[WHAT IS EXPECTED] The records below must be copied in full; omit the images.

[STORED ROWS]
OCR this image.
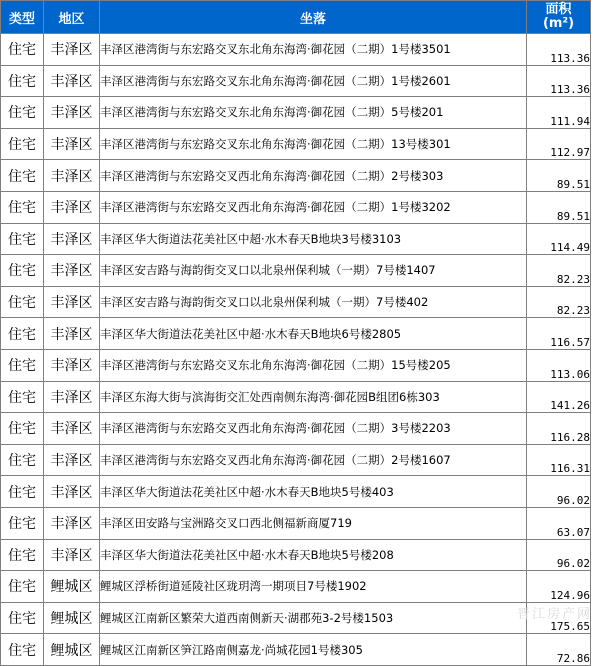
类型	地区	坐落	面积
(m²)
住宅	丰泽区	丰泽区港湾街与东宏路交叉东北角东海湾·御花园（二期）1号楼3501	113.36
住宅	丰泽区	丰泽区港湾街与东宏路交叉东北角东海湾·御花园（二期）1号楼2601	113.36
住宅	丰泽区	丰泽区港湾街与东宏路交叉东北角东海湾·御花园（二期）5号楼201	111.94
住宅	丰泽区	丰泽区港湾街与东宏路交叉东北角东海湾·御花园（二期）13号楼301	112.97
住宅	丰泽区	丰泽区港湾街与东宏路交叉西北角东海湾·御花园（二期）2号楼303	89.51
住宅	丰泽区	丰泽区港湾街与东宏路交叉西北角东海湾·御花园（二期）1号楼3202	89.51
住宅	丰泽区	丰泽区华大街道法花美社区中超·水木春天B地块3号楼3103	114.49
住宅	丰泽区	丰泽区安吉路与海韵街交叉口以北泉州保利城（一期）7号楼1407	82.23
住宅	丰泽区	丰泽区安吉路与海韵街交叉口以北泉州保利城（一期）7号楼402	82.23
住宅	丰泽区	丰泽区华大街道法花美社区中超·水木春天B地块6号楼2805	116.57
住宅	丰泽区	丰泽区港湾街与东宏路交叉东北角东海湾·御花园（二期）15号楼205	113.06
住宅	丰泽区	丰泽区东海大街与滨海街交汇处西南侧东海湾·御花园B组团6栋303	141.26
住宅	丰泽区	丰泽区港湾街与东宏路交叉西北角东海湾·御花园（二期）3号楼2203	116.28
住宅	丰泽区	丰泽区港湾街与东宏路交叉西北角东海湾·御花园（二期）2号楼1607	116.31
住宅	丰泽区	丰泽区华大街道法花美社区中超·水木春天B地块5号楼403	96.02
住宅	丰泽区	丰泽区田安路与宝洲路交叉口西北侧福新商厦719	63.07
住宅	丰泽区	丰泽区华大街道法花美社区中超·水木春天B地块5号楼208	96.02
住宅	鲤城区	鲤城区浮桥街道延陵社区珑玥湾一期项目7号楼1902	124.96
住宅	鲤城区	鲤城区江南新区繁荣大道西南侧新天·湖郡苑3-2号楼1503	175.65
住宅	鲤城区	鲤城区江南新区笋江路南侧嘉龙·尚城花园1号楼305	72.86
晋江房产网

[EXERCISE SOLUTION]
OCR this image.
类型	地区	坐落	面积
(m²)
住宅	丰泽区	丰泽区港湾街与东宏路交叉东北角东海湾·御花园（二期）1号楼3501	113.36
住宅	丰泽区	丰泽区港湾街与东宏路交叉东北角东海湾·御花园（二期）1号楼2601	113.36
住宅	丰泽区	丰泽区港湾街与东宏路交叉东北角东海湾·御花园（二期）5号楼201	111.94
住宅	丰泽区	丰泽区港湾街与东宏路交叉东北角东海湾·御花园（二期）13号楼301	112.97
住宅	丰泽区	丰泽区港湾街与东宏路交叉西北角东海湾·御花园（二期）2号楼303	89.51
住宅	丰泽区	丰泽区港湾街与东宏路交叉西北角东海湾·御花园（二期）1号楼3202	89.51
住宅	丰泽区	丰泽区华大街道法花美社区中超·水木春天B地块3号楼3103	114.49
住宅	丰泽区	丰泽区安吉路与海韵街交叉口以北泉州保利城（一期）7号楼1407	82.23
住宅	丰泽区	丰泽区安吉路与海韵街交叉口以北泉州保利城（一期）7号楼402	82.23
住宅	丰泽区	丰泽区华大街道法花美社区中超·水木春天B地块6号楼2805	116.57
住宅	丰泽区	丰泽区港湾街与东宏路交叉东北角东海湾·御花园（二期）15号楼205	113.06
住宅	丰泽区	丰泽区东海大街与滨海街交汇处西南侧东海湾·御花园B组团6栋303	141.26
住宅	丰泽区	丰泽区港湾街与东宏路交叉西北角东海湾·御花园（二期）3号楼2203	116.28
住宅	丰泽区	丰泽区港湾街与东宏路交叉西北角东海湾·御花园（二期）2号楼1607	116.31
住宅	丰泽区	丰泽区华大街道法花美社区中超·水木春天B地块5号楼403	96.02
住宅	丰泽区	丰泽区田安路与宝洲路交叉口西北侧福新商厦719	63.07
住宅	丰泽区	丰泽区华大街道法花美社区中超·水木春天B地块5号楼208	96.02
住宅	鲤城区	鲤城区浮桥街道延陵社区珑玥湾一期项目7号楼1902	124.96
住宅	鲤城区	鲤城区江南新区繁荣大道西南侧新天·湖郡苑3-2号楼1503	175.65
住宅	鲤城区	鲤城区江南新区笋江路南侧嘉龙·尚城花园1号楼305	72.86
晋江房产网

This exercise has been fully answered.